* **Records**
※ ※ ※
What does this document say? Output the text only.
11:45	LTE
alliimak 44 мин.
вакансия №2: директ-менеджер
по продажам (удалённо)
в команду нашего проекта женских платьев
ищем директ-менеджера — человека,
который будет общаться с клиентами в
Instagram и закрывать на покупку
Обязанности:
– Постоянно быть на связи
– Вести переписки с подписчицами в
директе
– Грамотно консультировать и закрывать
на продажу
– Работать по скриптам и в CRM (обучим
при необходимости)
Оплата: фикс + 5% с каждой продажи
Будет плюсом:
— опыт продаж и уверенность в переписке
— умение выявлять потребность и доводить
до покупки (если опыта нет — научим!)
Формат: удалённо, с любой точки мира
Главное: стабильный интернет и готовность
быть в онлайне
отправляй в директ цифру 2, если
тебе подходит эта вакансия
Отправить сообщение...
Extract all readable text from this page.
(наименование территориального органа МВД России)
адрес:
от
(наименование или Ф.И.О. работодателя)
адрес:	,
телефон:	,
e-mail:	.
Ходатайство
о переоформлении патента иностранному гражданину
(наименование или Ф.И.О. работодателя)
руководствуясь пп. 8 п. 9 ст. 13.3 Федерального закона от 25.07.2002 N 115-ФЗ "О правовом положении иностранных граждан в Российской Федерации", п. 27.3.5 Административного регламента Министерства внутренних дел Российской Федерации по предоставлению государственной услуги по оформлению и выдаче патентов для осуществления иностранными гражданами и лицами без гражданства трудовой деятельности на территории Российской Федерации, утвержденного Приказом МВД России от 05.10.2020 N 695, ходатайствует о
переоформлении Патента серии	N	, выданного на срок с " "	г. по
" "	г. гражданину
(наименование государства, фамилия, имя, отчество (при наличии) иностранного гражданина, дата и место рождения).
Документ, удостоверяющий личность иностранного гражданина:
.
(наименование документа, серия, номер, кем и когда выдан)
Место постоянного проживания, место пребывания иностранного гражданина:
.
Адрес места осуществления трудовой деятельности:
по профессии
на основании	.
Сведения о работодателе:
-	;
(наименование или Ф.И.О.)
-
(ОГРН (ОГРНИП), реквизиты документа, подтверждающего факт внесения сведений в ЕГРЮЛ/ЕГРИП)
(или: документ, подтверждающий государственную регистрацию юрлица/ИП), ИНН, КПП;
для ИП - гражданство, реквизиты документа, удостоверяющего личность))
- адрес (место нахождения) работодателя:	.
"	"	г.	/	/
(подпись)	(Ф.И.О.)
※ ※ ※
* **Set exercise**
Reproduce every record above exactly as it appears.

* **Finished task**
What does this document say? Output the text only.
11:45	LTE
alliimak 44 мин.
вакансия №2: директ-менеджер
по продажам (удалённо)
в команду нашего проекта женских платьев
ищем директ-менеджера — человека,
который будет общаться с клиентами в
Instagram и закрывать на покупку
Обязанности:
– Постоянно быть на связи
– Вести переписки с подписчицами в
директе
– Грамотно консультировать и закрывать
на продажу
– Работать по скриптам и в CRM (обучим
при необходимости)
Оплата: фикс + 5% с каждой продажи
Будет плюсом:
— опыт продаж и уверенность в переписке
— умение выявлять потребность и доводить
до покупки (если опыта нет — научим!)
Формат: удалённо, с любой точки мира
Главное: стабильный интернет и готовность
быть в онлайне
отправляй в директ цифру 2, если
тебе подходит эта вакансия
Отправить сообщение...
Extract all readable text from this page.
(наименование территориального органа МВД России)
адрес:
от
(наименование или Ф.И.О. работодателя)
адрес:	,
телефон:	,
e-mail:	.
Ходатайство
о переоформлении патента иностранному гражданину
(наименование или Ф.И.О. работодателя)
руководствуясь пп. 8 п. 9 ст. 13.3 Федерального закона от 25.07.2002 N 115-ФЗ "О правовом положении иностранных граждан в Российской Федерации", п. 27.3.5 Административного регламента Министерства внутренних дел Российской Федерации по предоставлению государственной услуги по оформлению и выдаче патентов для осуществления иностранными гражданами и лицами без гражданства трудовой деятельности на территории Российской Федерации, утвержденного Приказом МВД России от 05.10.2020 N 695, ходатайствует о
переоформлении Патента серии	N	, выданного на срок с " "	г. по
" "	г. гражданину
(наименование государства, фамилия, имя, отчество (при наличии) иностранного гражданина, дата и место рождения).
Документ, удостоверяющий личность иностранного гражданина:
.
(наименование документа, серия, номер, кем и когда выдан)
Место постоянного проживания, место пребывания иностранного гражданина:
.
Адрес места осуществления трудовой деятельности:
по профессии
на основании	.
Сведения о работодателе:
-	;
(наименование или Ф.И.О.)
-
(ОГРН (ОГРНИП), реквизиты документа, подтверждающего факт внесения сведений в ЕГРЮЛ/ЕГРИП)
(или: документ, подтверждающий государственную регистрацию юрлица/ИП), ИНН, КПП;
для ИП - гражданство, реквизиты документа, удостоверяющего личность))
- адрес (место нахождения) работодателя:	.
"	"	г.	/	/
(подпись)	(Ф.И.О.)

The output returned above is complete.